'''

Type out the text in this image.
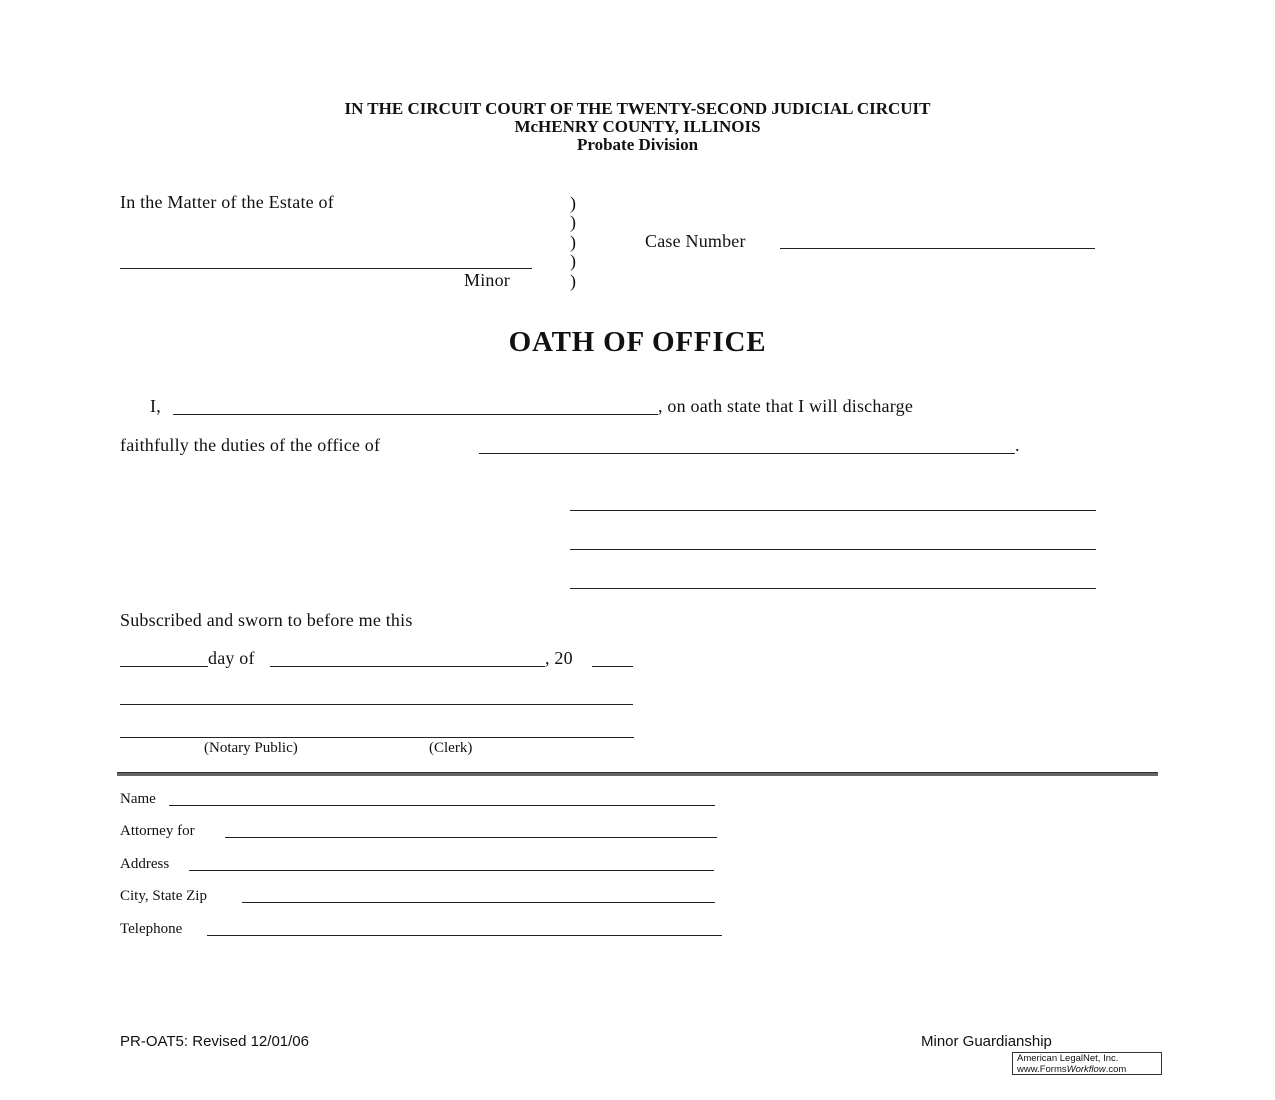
IN THE CIRCUIT COURT OF THE TWENTY-SECOND JUDICIAL CIRCUIT
McHENRY COUNTY, ILLINOIS
Probate Division
In the Matter of the Estate of
Minor
)
)
)
)
)
Case Number
OATH OF OFFICE
I,	, on oath state that I will discharge
faithfully the duties of the office of	.
Subscribed and sworn to before me this
day of	, 20
(Notary Public)	(Clerk)
Name
Attorney for
Address
City, State Zip
Telephone
PR-OAT5: Revised 12/01/06	Minor Guardianship
American LegalNet, Inc.
www.FormsWorkflow.com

'''

§ **Brief**:
Return all lines containing the word "this".

§ **Final result**:
Type out the text in this image.
Subscribed and sworn to before me this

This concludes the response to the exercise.